Your objective: Print exactly, and only, the lines running from the line containing "Extract all readable text from this page." through the end of the records below.

[Collected data]

========

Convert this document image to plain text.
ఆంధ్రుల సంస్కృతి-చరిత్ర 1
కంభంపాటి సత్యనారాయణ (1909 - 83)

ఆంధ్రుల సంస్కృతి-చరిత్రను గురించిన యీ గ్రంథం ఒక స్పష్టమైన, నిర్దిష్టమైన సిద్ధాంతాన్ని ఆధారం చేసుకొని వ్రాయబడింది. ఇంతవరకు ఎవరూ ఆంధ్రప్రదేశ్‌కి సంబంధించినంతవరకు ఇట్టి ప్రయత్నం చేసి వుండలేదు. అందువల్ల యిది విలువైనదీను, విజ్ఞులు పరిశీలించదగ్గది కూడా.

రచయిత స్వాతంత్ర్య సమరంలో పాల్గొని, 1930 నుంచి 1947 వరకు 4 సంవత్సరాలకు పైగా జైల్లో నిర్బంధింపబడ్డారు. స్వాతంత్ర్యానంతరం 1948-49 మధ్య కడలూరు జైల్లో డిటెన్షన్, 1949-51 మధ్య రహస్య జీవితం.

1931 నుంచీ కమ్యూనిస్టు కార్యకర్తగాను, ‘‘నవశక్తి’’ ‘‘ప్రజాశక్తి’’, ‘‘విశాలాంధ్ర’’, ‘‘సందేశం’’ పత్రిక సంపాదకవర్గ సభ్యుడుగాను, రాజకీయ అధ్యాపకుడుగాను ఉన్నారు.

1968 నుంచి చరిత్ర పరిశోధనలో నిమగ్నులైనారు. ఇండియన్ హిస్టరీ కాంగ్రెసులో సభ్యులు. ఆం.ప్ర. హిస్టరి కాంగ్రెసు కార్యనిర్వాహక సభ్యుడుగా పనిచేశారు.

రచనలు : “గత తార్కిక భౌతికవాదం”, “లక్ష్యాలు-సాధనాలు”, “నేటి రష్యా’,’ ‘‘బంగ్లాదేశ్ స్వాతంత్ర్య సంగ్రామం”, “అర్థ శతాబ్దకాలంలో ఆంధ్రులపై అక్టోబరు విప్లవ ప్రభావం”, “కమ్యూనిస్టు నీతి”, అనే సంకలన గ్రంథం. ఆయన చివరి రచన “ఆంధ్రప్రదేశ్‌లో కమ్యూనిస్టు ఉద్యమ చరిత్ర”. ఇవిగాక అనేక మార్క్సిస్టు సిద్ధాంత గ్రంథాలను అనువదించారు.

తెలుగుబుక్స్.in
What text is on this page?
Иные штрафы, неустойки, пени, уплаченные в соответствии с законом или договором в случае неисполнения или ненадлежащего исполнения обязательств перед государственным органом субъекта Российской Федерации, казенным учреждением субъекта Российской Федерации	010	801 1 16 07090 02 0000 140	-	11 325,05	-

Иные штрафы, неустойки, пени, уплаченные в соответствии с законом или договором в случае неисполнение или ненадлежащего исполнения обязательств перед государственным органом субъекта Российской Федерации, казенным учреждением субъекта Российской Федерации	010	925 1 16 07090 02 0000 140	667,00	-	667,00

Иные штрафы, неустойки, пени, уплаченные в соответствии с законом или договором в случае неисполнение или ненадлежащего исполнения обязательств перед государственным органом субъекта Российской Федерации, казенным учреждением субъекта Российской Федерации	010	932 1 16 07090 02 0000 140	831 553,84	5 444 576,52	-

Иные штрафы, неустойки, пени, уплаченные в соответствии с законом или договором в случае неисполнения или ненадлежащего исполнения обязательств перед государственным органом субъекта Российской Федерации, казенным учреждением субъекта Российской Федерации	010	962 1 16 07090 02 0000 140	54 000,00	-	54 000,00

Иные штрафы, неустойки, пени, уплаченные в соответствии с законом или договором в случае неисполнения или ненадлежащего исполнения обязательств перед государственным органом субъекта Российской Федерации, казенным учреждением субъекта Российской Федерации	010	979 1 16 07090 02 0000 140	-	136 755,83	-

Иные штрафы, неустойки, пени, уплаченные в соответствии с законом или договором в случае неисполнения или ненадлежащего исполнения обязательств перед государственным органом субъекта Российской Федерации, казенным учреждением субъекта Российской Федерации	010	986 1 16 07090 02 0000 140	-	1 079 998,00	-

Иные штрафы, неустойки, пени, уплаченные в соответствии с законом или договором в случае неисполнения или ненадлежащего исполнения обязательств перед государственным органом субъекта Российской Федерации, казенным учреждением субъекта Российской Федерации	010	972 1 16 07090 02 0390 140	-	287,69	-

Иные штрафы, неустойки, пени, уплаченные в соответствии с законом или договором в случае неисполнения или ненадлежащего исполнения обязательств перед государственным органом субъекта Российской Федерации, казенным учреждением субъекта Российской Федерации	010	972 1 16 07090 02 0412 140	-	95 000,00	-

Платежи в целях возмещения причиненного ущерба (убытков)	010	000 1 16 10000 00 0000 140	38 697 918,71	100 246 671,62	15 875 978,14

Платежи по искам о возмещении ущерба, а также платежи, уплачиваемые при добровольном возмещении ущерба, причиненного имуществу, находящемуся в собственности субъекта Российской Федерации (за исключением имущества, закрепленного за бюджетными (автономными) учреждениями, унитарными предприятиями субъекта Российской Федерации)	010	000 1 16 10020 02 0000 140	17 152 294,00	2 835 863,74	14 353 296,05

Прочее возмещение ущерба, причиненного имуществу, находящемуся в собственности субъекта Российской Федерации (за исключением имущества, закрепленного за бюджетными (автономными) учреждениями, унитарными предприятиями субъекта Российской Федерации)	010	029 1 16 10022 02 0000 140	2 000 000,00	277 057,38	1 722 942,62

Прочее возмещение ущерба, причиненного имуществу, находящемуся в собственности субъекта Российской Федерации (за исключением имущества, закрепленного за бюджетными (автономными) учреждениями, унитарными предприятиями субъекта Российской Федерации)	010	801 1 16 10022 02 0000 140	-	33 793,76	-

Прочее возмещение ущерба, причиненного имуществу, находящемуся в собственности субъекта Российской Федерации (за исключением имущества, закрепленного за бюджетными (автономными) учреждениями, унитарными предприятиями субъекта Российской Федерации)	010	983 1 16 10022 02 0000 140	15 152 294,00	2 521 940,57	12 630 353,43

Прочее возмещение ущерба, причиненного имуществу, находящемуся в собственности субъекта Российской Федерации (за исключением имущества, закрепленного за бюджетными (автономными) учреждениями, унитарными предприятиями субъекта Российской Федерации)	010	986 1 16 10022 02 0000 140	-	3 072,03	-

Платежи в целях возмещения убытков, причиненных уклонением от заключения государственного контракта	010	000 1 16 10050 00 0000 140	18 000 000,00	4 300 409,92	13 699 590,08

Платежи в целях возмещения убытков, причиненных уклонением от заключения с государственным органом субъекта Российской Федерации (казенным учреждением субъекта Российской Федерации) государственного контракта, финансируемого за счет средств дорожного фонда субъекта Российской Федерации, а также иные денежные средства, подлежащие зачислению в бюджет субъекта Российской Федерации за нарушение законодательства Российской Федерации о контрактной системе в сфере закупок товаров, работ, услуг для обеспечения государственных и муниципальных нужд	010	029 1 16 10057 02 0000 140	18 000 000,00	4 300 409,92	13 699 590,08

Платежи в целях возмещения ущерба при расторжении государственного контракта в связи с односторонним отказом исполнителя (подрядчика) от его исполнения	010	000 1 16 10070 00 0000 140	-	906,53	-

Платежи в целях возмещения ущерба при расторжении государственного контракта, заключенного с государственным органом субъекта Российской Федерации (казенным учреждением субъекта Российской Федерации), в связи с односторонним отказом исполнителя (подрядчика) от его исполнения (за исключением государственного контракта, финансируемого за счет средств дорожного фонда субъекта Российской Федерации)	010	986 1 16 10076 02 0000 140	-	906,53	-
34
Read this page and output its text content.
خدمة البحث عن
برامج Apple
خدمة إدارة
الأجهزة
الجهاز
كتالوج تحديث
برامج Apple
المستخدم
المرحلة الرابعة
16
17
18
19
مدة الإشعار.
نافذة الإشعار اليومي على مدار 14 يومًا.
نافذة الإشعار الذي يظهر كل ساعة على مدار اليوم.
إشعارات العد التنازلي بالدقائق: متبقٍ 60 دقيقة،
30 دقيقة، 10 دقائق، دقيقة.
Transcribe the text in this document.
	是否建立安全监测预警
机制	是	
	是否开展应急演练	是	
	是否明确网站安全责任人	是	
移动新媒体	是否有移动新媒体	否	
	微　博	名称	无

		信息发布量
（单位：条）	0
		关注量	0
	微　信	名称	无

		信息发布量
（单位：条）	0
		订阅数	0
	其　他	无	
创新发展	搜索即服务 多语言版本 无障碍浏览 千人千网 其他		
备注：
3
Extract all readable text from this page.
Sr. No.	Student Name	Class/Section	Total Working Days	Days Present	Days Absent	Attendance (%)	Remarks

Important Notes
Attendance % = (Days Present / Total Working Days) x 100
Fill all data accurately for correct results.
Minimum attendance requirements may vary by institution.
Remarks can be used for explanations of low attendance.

========

Correct answer:
Extract all readable text from this page.
Sr. No.	Student Name	Class/Section	Total Working Days	Days Present	Days Absent	Attendance (%)	Remarks

Important Notes
Attendance % = (Days Present / Total Working Days) x 100
Fill all data accurately for correct results.
Minimum attendance requirements may vary by institution.
Remarks can be used for explanations of low attendance.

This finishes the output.